GIVEN DATA —
——————
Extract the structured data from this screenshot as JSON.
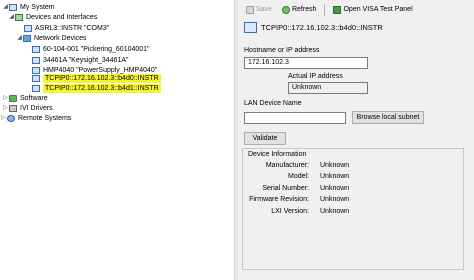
{
  "tree": {
    "my_system": "My System",
    "devices_and_interfaces": "Devices and Interfaces",
    "asrl3": "ASRL3::INSTR \"COM3\"",
    "network_devices": "Network Devices",
    "dev1": "60-104-001 \"Pickering_60104001\"",
    "dev2": "34461A \"Keysight_34461A\"",
    "dev3": "HMP4040 \"PowerSupply_HMP4040\"",
    "dev4": "TCPIP0::172.16.102.3::b4d0::INSTR",
    "dev5": "TCPIP0::172.16.102.3::b4d1::INSTR",
    "software": "Software",
    "ivi_drivers": "IVI Drivers",
    "remote_systems": "Remote Systems"
  },
  "toolbar": {
    "save": "Save",
    "refresh": "Refresh",
    "visa_panel": "Open VISA Test Panel"
  },
  "detail": {
    "resource_name": "TCPIP0::172.16.102.3::b4d0::INSTR",
    "hostname_label": "Hostname or IP address",
    "hostname_value": "172.16.102.3",
    "actual_ip_label": "Actual IP address",
    "actual_ip_value": "Unknown",
    "lan_name_label": "LAN Device Name",
    "lan_name_value": "",
    "browse_button": "Browse local subnet",
    "validate_button": "Validate",
    "device_info_title": "Device Information",
    "manufacturer_label": "Manufacturer:",
    "manufacturer_value": "Unknown",
    "model_label": "Model:",
    "model_value": "Unknown",
    "serial_label": "Serial Number:",
    "serial_value": "Unknown",
    "firmware_label": "Firmware Revision:",
    "firmware_value": "Unknown",
    "lxi_label": "LXI Version:",
    "lxi_value": "Unknown"
  },
  "colors": {
    "highlight": "#f4f52c",
    "pane_bg": "#f0f0f0"
  }
}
——————
WHAT IS ASKED — Make an exact copy of the records shown above, without the pictures.

COMPLETED EXERCISE —
Extract the structured data from this screenshot as JSON.
{
  "tree": {
    "my_system": "My System",
    "devices_and_interfaces": "Devices and Interfaces",
    "asrl3": "ASRL3::INSTR \"COM3\"",
    "network_devices": "Network Devices",
    "dev1": "60-104-001 \"Pickering_60104001\"",
    "dev2": "34461A \"Keysight_34461A\"",
    "dev3": "HMP4040 \"PowerSupply_HMP4040\"",
    "dev4": "TCPIP0::172.16.102.3::b4d0::INSTR",
    "dev5": "TCPIP0::172.16.102.3::b4d1::INSTR",
    "software": "Software",
    "ivi_drivers": "IVI Drivers",
    "remote_systems": "Remote Systems"
  },
  "toolbar": {
    "save": "Save",
    "refresh": "Refresh",
    "visa_panel": "Open VISA Test Panel"
  },
  "detail": {
    "resource_name": "TCPIP0::172.16.102.3::b4d0::INSTR",
    "hostname_label": "Hostname or IP address",
    "hostname_value": "172.16.102.3",
    "actual_ip_label": "Actual IP address",
    "actual_ip_value": "Unknown",
    "lan_name_label": "LAN Device Name",
    "lan_name_value": "",
    "browse_button": "Browse local subnet",
    "validate_button": "Validate",
    "device_info_title": "Device Information",
    "manufacturer_label": "Manufacturer:",
    "manufacturer_value": "Unknown",
    "model_label": "Model:",
    "model_value": "Unknown",
    "serial_label": "Serial Number:",
    "serial_value": "Unknown",
    "firmware_label": "Firmware Revision:",
    "firmware_value": "Unknown",
    "lxi_label": "LXI Version:",
    "lxi_value": "Unknown"
  },
  "colors": {
    "highlight": "#f4f52c",
    "pane_bg": "#f0f0f0"
  }
}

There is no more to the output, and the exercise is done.